*What is needed*
Write each line word for word, from the line that contains "Convert this document image to plain text." through the last line of the material below.

*Information provided*
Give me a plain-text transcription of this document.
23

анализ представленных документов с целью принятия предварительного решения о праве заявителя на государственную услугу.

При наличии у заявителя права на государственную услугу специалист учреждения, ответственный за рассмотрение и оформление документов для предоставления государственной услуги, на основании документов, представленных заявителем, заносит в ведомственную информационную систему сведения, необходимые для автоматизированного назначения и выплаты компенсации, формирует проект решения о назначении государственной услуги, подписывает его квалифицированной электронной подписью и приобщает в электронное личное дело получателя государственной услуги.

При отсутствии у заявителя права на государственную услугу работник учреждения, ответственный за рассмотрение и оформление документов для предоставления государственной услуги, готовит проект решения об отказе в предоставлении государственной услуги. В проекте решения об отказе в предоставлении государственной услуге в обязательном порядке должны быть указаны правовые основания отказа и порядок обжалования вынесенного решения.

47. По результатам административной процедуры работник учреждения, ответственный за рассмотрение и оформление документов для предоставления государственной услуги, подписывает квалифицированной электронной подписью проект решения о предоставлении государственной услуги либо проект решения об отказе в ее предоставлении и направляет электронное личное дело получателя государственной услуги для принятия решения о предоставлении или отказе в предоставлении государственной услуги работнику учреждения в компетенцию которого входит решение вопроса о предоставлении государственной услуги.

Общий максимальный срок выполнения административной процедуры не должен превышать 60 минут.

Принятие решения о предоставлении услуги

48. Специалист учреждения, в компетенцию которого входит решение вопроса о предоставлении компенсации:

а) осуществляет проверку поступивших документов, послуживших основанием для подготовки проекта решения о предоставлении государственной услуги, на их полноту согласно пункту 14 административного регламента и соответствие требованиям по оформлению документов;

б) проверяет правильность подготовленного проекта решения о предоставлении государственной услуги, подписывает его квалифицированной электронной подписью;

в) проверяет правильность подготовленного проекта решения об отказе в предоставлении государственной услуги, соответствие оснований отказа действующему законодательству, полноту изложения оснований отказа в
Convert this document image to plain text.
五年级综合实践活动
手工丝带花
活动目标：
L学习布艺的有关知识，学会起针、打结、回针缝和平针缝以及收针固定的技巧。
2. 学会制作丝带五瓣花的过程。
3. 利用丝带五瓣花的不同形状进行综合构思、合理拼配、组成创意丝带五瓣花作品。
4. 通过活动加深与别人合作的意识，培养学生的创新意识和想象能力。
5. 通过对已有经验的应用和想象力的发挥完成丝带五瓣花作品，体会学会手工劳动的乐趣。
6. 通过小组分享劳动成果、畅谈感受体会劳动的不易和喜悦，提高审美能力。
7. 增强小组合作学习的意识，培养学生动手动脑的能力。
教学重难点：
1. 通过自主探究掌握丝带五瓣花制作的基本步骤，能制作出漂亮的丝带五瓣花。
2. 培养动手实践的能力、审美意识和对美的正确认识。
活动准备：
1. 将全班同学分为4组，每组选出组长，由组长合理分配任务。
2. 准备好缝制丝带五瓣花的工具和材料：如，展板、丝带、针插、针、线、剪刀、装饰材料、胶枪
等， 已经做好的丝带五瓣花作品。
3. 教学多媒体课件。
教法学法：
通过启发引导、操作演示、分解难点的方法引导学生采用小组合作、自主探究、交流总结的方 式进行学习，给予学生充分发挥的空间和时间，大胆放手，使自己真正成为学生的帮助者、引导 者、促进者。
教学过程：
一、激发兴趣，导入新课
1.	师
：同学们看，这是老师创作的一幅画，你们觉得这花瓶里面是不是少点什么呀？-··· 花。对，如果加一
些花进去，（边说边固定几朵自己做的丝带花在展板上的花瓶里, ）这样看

*Answer to the problem*
Convert this document image to plain text.
五年级综合实践活动
手工丝带花
活动目标：
L学习布艺的有关知识，学会起针、打结、回针缝和平针缝以及收针固定的技巧。
2. 学会制作丝带五瓣花的过程。
3. 利用丝带五瓣花的不同形状进行综合构思、合理拼配、组成创意丝带五瓣花作品。
4. 通过活动加深与别人合作的意识，培养学生的创新意识和想象能力。
5. 通过对已有经验的应用和想象力的发挥完成丝带五瓣花作品，体会学会手工劳动的乐趣。
6. 通过小组分享劳动成果、畅谈感受体会劳动的不易和喜悦，提高审美能力。
7. 增强小组合作学习的意识，培养学生动手动脑的能力。
教学重难点：
1. 通过自主探究掌握丝带五瓣花制作的基本步骤，能制作出漂亮的丝带五瓣花。
2. 培养动手实践的能力、审美意识和对美的正确认识。
活动准备：
1. 将全班同学分为4组，每组选出组长，由组长合理分配任务。
2. 准备好缝制丝带五瓣花的工具和材料：如，展板、丝带、针插、针、线、剪刀、装饰材料、胶枪
等， 已经做好的丝带五瓣花作品。
3. 教学多媒体课件。
教法学法：
通过启发引导、操作演示、分解难点的方法引导学生采用小组合作、自主探究、交流总结的方 式进行学习，给予学生充分发挥的空间和时间，大胆放手，使自己真正成为学生的帮助者、引导 者、促进者。
教学过程：
一、激发兴趣，导入新课
1.	师
：同学们看，这是老师创作的一幅画，你们觉得这花瓶里面是不是少点什么呀？-··· 花。对，如果加一
些花进去，（边说边固定几朵自己做的丝带花在展板上的花瓶里, ）这样看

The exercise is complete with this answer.